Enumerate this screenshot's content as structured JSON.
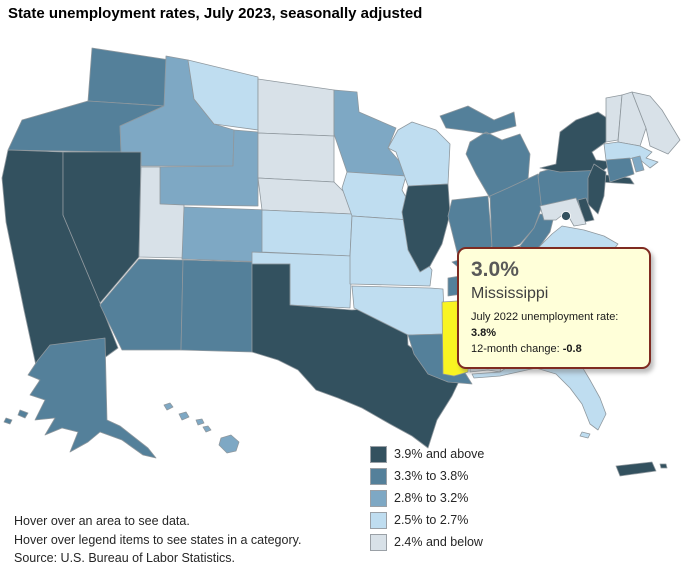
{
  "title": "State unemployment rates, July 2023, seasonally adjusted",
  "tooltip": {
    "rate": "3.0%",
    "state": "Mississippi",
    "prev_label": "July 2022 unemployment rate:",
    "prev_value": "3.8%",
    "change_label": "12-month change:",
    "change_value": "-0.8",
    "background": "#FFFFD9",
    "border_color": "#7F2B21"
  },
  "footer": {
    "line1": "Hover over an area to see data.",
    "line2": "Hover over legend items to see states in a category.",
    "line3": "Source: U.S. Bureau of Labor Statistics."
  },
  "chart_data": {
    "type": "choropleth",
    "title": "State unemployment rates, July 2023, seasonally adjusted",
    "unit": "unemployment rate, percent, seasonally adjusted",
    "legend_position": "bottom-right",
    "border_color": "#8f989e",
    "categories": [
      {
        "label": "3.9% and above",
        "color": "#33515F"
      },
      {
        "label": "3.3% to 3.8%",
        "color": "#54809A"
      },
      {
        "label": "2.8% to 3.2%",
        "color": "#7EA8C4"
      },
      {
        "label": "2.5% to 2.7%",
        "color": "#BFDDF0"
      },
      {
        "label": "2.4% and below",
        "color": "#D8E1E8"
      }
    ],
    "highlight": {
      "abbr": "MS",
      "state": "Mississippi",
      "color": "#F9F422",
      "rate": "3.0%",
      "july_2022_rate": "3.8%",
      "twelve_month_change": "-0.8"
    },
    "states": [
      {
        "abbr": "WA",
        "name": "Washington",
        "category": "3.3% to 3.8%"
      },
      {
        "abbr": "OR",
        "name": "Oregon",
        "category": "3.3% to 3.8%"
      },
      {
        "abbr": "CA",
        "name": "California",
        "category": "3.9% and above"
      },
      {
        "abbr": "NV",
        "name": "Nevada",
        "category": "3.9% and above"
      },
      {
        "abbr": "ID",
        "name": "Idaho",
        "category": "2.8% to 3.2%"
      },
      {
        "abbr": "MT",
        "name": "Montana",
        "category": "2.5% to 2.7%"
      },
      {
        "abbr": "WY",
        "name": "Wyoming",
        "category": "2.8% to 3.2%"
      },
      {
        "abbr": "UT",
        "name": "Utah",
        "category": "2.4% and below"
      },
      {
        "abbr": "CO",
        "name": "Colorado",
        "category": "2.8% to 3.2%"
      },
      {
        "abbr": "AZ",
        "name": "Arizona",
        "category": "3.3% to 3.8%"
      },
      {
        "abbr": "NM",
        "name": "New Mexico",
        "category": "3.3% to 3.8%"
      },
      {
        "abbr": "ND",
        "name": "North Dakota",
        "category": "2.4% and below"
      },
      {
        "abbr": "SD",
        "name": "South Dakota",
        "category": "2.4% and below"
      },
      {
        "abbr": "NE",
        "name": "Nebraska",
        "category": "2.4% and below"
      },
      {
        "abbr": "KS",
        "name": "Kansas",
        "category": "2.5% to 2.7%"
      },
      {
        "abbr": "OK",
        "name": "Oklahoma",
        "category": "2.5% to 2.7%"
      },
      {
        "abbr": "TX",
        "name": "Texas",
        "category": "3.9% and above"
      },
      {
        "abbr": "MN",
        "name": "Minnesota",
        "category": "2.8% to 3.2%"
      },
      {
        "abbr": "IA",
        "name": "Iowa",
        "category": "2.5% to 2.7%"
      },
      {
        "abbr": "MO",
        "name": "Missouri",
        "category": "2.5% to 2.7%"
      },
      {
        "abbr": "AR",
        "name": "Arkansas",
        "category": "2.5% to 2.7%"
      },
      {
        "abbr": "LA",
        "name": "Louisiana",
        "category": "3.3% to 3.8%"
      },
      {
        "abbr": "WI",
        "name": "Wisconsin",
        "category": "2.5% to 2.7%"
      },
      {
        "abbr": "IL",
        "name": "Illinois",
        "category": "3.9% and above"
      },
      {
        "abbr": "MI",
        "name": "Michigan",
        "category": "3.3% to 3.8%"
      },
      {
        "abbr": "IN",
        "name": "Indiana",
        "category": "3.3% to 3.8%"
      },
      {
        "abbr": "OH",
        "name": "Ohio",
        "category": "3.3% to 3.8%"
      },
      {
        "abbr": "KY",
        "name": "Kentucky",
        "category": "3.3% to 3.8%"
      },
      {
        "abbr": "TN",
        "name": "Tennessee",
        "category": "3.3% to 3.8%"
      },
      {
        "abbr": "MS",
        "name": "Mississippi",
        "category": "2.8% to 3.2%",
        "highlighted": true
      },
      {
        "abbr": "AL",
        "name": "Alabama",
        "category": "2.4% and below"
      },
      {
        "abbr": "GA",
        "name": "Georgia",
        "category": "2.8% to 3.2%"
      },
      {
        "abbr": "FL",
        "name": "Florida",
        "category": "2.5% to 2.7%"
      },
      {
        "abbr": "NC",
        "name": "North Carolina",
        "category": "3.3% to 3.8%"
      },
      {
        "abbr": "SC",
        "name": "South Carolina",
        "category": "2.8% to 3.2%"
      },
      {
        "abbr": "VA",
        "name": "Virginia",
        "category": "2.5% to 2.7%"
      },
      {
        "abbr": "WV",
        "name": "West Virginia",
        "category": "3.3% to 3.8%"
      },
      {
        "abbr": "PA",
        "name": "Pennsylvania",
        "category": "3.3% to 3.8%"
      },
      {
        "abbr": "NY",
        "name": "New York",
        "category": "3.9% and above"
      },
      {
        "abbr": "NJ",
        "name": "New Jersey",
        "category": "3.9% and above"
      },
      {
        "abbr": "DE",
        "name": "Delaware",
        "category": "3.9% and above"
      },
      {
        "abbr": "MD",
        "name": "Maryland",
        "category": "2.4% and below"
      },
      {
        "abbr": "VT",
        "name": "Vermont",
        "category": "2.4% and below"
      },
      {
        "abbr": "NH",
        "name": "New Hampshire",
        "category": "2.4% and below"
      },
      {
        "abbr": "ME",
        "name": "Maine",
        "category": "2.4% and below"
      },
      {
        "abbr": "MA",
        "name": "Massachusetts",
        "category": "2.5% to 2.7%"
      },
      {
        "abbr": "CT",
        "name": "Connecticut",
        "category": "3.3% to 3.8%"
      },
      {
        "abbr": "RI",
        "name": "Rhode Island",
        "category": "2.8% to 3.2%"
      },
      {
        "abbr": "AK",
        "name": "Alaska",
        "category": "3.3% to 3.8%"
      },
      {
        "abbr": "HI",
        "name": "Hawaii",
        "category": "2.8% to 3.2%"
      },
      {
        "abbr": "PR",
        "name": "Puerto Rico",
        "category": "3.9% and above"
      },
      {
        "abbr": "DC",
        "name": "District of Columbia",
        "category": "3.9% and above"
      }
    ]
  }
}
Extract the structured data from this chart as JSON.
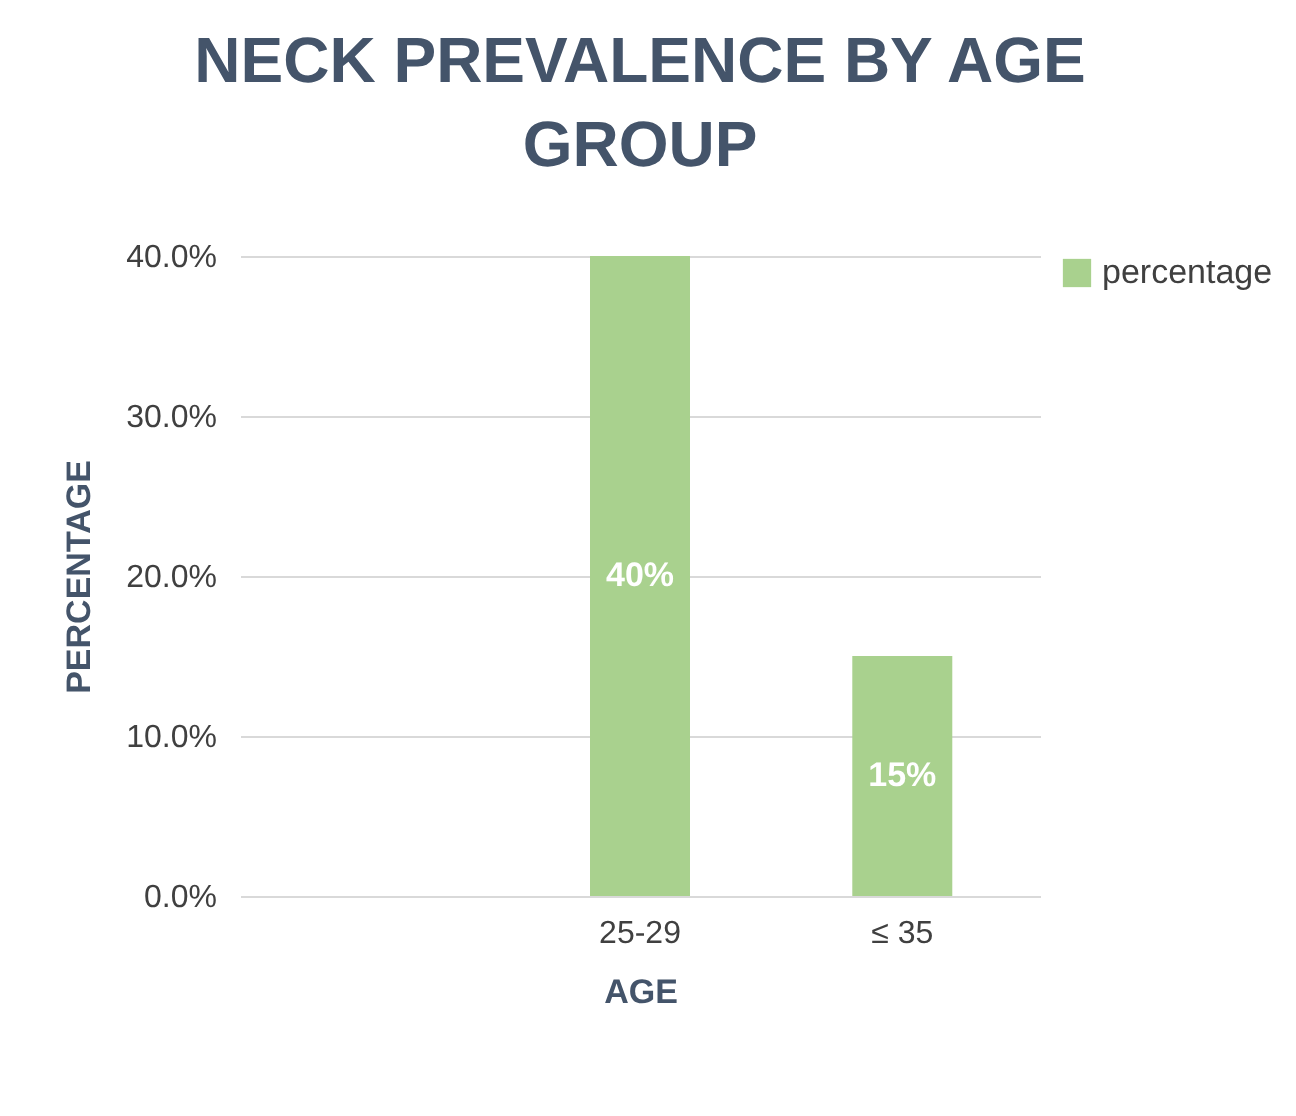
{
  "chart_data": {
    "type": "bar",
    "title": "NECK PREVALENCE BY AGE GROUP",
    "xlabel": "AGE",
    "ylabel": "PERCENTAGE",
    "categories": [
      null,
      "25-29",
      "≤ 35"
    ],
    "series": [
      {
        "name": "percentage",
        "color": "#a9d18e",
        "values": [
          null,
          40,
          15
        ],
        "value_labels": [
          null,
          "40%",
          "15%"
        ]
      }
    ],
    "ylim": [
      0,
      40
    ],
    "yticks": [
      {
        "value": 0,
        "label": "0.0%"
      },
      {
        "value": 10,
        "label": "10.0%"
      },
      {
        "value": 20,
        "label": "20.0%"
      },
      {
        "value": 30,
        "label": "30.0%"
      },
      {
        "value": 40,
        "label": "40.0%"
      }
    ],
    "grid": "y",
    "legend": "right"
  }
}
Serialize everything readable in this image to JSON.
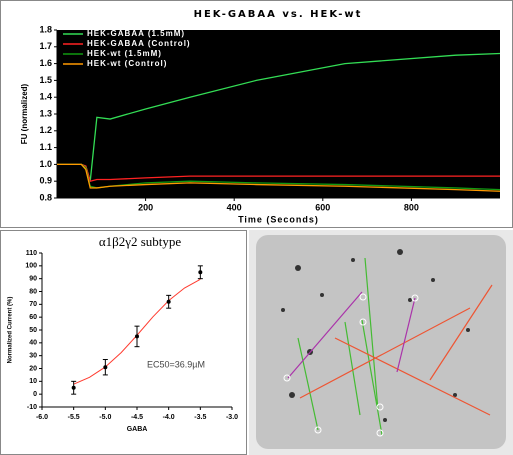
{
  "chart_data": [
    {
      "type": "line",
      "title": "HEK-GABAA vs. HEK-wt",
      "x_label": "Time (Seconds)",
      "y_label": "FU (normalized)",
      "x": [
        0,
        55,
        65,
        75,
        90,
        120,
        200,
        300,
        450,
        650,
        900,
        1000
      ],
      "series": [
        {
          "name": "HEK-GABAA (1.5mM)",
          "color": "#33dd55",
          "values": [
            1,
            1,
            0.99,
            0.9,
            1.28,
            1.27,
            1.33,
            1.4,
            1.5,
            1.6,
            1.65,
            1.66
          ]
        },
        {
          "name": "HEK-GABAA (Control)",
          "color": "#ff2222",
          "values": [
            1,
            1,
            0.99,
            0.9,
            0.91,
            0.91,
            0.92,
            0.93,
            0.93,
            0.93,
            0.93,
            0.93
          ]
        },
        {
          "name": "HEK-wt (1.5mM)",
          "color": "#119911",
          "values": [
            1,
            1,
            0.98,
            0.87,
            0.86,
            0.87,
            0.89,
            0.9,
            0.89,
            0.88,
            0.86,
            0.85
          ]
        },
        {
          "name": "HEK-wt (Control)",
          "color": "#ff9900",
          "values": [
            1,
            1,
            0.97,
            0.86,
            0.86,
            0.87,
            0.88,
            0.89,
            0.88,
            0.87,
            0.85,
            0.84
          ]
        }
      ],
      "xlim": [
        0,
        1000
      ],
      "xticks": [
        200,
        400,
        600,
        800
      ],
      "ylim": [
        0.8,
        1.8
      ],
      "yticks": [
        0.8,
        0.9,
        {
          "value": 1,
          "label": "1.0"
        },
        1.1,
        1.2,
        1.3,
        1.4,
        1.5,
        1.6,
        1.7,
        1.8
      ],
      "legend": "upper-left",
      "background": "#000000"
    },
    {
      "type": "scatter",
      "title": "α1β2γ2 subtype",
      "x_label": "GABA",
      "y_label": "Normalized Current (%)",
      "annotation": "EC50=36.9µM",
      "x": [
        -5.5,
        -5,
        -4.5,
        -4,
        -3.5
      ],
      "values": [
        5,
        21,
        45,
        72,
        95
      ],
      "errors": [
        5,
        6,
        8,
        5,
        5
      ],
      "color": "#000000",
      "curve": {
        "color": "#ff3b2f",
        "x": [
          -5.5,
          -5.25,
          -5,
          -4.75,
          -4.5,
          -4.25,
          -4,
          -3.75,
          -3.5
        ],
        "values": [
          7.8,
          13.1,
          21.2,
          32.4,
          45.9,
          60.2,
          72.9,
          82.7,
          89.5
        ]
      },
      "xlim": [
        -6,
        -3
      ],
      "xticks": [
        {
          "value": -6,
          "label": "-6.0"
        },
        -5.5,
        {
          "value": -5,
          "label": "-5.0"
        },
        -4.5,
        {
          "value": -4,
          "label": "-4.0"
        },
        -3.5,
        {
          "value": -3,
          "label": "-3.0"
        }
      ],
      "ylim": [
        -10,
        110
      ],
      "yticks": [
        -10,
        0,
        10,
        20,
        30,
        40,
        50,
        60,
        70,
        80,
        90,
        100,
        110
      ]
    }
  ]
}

• DIRECTIVE
Which lines of the data above contain "adjusted"? Copy each one.

• EXERCISE OUTPUT
  "title": "State unemployment rates, July 2023, seasonally adjusted",
    "title": "State unemployment rates, July 2023, seasonally adjusted",
    "unit": "unemployment rate, percent, seasonally adjusted",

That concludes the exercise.